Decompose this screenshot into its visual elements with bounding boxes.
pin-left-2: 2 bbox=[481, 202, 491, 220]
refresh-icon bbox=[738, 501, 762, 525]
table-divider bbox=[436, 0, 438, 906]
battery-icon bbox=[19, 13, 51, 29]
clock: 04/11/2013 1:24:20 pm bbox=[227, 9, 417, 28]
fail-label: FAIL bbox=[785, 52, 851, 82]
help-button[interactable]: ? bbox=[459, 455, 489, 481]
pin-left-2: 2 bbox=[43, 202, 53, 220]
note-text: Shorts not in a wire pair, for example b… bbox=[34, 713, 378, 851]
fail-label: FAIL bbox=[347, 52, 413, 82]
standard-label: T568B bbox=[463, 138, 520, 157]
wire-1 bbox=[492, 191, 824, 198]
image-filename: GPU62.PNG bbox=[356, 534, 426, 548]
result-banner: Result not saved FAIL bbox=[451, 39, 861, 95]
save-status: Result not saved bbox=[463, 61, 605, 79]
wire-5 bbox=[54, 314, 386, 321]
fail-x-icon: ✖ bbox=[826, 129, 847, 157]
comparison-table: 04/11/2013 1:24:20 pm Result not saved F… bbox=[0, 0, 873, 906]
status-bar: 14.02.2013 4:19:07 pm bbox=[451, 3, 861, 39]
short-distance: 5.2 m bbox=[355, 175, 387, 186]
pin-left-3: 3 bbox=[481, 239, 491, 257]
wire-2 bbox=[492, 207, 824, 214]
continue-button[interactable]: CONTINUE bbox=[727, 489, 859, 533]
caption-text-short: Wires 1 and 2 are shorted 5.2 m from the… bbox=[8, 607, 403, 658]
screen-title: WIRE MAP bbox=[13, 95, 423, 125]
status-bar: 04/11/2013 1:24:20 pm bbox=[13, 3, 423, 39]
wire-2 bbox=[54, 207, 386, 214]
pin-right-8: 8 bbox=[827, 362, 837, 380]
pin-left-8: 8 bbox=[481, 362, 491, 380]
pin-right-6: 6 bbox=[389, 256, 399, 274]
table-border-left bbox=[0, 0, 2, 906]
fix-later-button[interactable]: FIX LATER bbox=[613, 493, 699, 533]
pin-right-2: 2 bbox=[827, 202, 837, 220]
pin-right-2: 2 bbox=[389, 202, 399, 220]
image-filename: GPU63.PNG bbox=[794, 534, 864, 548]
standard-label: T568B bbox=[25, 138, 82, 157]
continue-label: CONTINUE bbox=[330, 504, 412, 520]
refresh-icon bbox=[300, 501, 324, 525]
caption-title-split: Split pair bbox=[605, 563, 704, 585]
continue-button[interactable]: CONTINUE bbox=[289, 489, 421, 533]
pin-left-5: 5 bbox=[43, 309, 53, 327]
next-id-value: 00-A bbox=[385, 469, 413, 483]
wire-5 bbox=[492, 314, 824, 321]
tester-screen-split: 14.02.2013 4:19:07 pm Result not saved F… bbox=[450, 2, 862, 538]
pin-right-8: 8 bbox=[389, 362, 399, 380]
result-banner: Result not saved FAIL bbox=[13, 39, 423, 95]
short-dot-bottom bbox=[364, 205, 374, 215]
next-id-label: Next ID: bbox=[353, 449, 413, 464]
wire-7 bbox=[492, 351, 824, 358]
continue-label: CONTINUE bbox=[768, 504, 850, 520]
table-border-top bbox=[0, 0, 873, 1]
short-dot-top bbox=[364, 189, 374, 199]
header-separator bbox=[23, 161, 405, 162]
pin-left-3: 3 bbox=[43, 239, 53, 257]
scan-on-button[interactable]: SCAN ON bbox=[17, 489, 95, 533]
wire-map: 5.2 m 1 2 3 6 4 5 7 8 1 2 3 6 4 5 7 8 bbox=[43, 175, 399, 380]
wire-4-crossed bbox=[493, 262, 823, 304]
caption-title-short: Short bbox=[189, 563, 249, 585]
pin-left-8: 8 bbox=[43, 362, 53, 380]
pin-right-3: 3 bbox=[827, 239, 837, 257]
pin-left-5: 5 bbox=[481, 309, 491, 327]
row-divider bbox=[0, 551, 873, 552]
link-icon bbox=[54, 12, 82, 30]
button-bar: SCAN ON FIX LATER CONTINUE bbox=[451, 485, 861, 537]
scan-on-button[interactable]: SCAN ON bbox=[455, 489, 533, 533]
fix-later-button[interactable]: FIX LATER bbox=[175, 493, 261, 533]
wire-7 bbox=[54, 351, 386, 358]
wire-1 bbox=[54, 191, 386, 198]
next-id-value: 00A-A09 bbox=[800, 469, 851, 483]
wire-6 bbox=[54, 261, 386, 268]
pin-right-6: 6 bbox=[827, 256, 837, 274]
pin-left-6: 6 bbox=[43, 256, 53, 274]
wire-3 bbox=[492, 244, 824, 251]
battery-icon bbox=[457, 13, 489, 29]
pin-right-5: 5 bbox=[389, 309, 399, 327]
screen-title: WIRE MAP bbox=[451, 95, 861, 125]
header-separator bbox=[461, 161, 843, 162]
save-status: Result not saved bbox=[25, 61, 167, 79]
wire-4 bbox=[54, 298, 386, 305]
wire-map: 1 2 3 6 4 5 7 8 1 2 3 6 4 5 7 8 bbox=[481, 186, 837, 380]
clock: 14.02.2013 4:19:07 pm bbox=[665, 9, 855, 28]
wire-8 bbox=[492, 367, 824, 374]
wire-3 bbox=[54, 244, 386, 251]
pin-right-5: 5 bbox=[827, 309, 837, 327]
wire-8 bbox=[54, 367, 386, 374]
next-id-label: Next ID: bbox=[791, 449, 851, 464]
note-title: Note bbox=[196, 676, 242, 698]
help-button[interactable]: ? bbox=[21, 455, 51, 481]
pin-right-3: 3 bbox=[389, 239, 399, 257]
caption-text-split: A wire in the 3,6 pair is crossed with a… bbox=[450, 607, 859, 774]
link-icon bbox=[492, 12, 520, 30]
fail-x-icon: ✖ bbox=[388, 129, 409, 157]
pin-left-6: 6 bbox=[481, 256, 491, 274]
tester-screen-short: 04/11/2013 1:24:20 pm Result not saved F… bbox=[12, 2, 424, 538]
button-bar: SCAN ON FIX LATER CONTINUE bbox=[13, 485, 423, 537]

━━━━

Required task — Can you print every one of the records above again, line for line and unchanged?

Written solution —
Decompose this screenshot into its visual elements with bounding boxes.
pin-left-2: 2 bbox=[481, 202, 491, 220]
refresh-icon bbox=[738, 501, 762, 525]
table-divider bbox=[436, 0, 438, 906]
battery-icon bbox=[19, 13, 51, 29]
clock: 04/11/2013 1:24:20 pm bbox=[227, 9, 417, 28]
fail-label: FAIL bbox=[785, 52, 851, 82]
help-button[interactable]: ? bbox=[459, 455, 489, 481]
pin-left-2: 2 bbox=[43, 202, 53, 220]
note-text: Shorts not in a wire pair, for example b… bbox=[34, 713, 378, 851]
fail-label: FAIL bbox=[347, 52, 413, 82]
standard-label: T568B bbox=[463, 138, 520, 157]
wire-1 bbox=[492, 191, 824, 198]
image-filename: GPU62.PNG bbox=[356, 534, 426, 548]
result-banner: Result not saved FAIL bbox=[451, 39, 861, 95]
save-status: Result not saved bbox=[463, 61, 605, 79]
wire-5 bbox=[54, 314, 386, 321]
fail-x-icon: ✖ bbox=[826, 129, 847, 157]
comparison-table: 04/11/2013 1:24:20 pm Result not saved F… bbox=[0, 0, 873, 906]
status-bar: 14.02.2013 4:19:07 pm bbox=[451, 3, 861, 39]
short-distance: 5.2 m bbox=[355, 175, 387, 186]
pin-left-3: 3 bbox=[481, 239, 491, 257]
wire-2 bbox=[492, 207, 824, 214]
continue-button[interactable]: CONTINUE bbox=[727, 489, 859, 533]
caption-text-short: Wires 1 and 2 are shorted 5.2 m from the… bbox=[8, 607, 403, 658]
screen-title: WIRE MAP bbox=[13, 95, 423, 125]
status-bar: 04/11/2013 1:24:20 pm bbox=[13, 3, 423, 39]
wire-2 bbox=[54, 207, 386, 214]
pin-right-8: 8 bbox=[827, 362, 837, 380]
pin-left-8: 8 bbox=[481, 362, 491, 380]
pin-right-6: 6 bbox=[389, 256, 399, 274]
table-border-left bbox=[0, 0, 2, 906]
fix-later-button[interactable]: FIX LATER bbox=[613, 493, 699, 533]
pin-right-2: 2 bbox=[827, 202, 837, 220]
pin-right-2: 2 bbox=[389, 202, 399, 220]
image-filename: GPU63.PNG bbox=[794, 534, 864, 548]
standard-label: T568B bbox=[25, 138, 82, 157]
continue-label: CONTINUE bbox=[330, 504, 412, 520]
refresh-icon bbox=[300, 501, 324, 525]
caption-title-split: Split pair bbox=[605, 563, 704, 585]
continue-button[interactable]: CONTINUE bbox=[289, 489, 421, 533]
pin-left-5: 5 bbox=[43, 309, 53, 327]
next-id-value: 00-A bbox=[385, 469, 413, 483]
wire-5 bbox=[492, 314, 824, 321]
tester-screen-split: 14.02.2013 4:19:07 pm Result not saved F… bbox=[450, 2, 862, 538]
pin-right-8: 8 bbox=[389, 362, 399, 380]
result-banner: Result not saved FAIL bbox=[13, 39, 423, 95]
short-dot-bottom bbox=[364, 205, 374, 215]
next-id-label: Next ID: bbox=[353, 449, 413, 464]
wire-7 bbox=[492, 351, 824, 358]
continue-label: CONTINUE bbox=[768, 504, 850, 520]
table-border-top bbox=[0, 0, 873, 1]
short-dot-top bbox=[364, 189, 374, 199]
header-separator bbox=[23, 161, 405, 162]
pin-left-3: 3 bbox=[43, 239, 53, 257]
scan-on-button[interactable]: SCAN ON bbox=[17, 489, 95, 533]
wire-map: 5.2 m 1 2 3 6 4 5 7 8 1 2 3 6 4 5 7 8 bbox=[43, 175, 399, 380]
wire-4-crossed bbox=[493, 262, 823, 304]
caption-title-short: Short bbox=[189, 563, 249, 585]
pin-left-8: 8 bbox=[43, 362, 53, 380]
pin-right-3: 3 bbox=[827, 239, 837, 257]
pin-left-5: 5 bbox=[481, 309, 491, 327]
row-divider bbox=[0, 551, 873, 552]
link-icon bbox=[54, 12, 82, 30]
button-bar: SCAN ON FIX LATER CONTINUE bbox=[451, 485, 861, 537]
scan-on-button[interactable]: SCAN ON bbox=[455, 489, 533, 533]
fix-later-button[interactable]: FIX LATER bbox=[175, 493, 261, 533]
wire-7 bbox=[54, 351, 386, 358]
wire-1 bbox=[54, 191, 386, 198]
next-id-value: 00A-A09 bbox=[800, 469, 851, 483]
wire-6 bbox=[54, 261, 386, 268]
pin-right-6: 6 bbox=[827, 256, 837, 274]
pin-left-6: 6 bbox=[43, 256, 53, 274]
wire-3 bbox=[492, 244, 824, 251]
battery-icon bbox=[457, 13, 489, 29]
pin-right-5: 5 bbox=[389, 309, 399, 327]
screen-title: WIRE MAP bbox=[451, 95, 861, 125]
header-separator bbox=[461, 161, 843, 162]
save-status: Result not saved bbox=[25, 61, 167, 79]
wire-4 bbox=[54, 298, 386, 305]
wire-map: 1 2 3 6 4 5 7 8 1 2 3 6 4 5 7 8 bbox=[481, 186, 837, 380]
clock: 14.02.2013 4:19:07 pm bbox=[665, 9, 855, 28]
wire-8 bbox=[492, 367, 824, 374]
wire-3 bbox=[54, 244, 386, 251]
pin-right-5: 5 bbox=[827, 309, 837, 327]
wire-8 bbox=[54, 367, 386, 374]
next-id-label: Next ID: bbox=[791, 449, 851, 464]
note-title: Note bbox=[196, 676, 242, 698]
help-button[interactable]: ? bbox=[21, 455, 51, 481]
pin-right-3: 3 bbox=[389, 239, 399, 257]
caption-text-split: A wire in the 3,6 pair is crossed with a… bbox=[450, 607, 859, 774]
link-icon bbox=[492, 12, 520, 30]
fail-x-icon: ✖ bbox=[388, 129, 409, 157]
pin-left-6: 6 bbox=[481, 256, 491, 274]
tester-screen-short: 04/11/2013 1:24:20 pm Result not saved F… bbox=[12, 2, 424, 538]
button-bar: SCAN ON FIX LATER CONTINUE bbox=[13, 485, 423, 537]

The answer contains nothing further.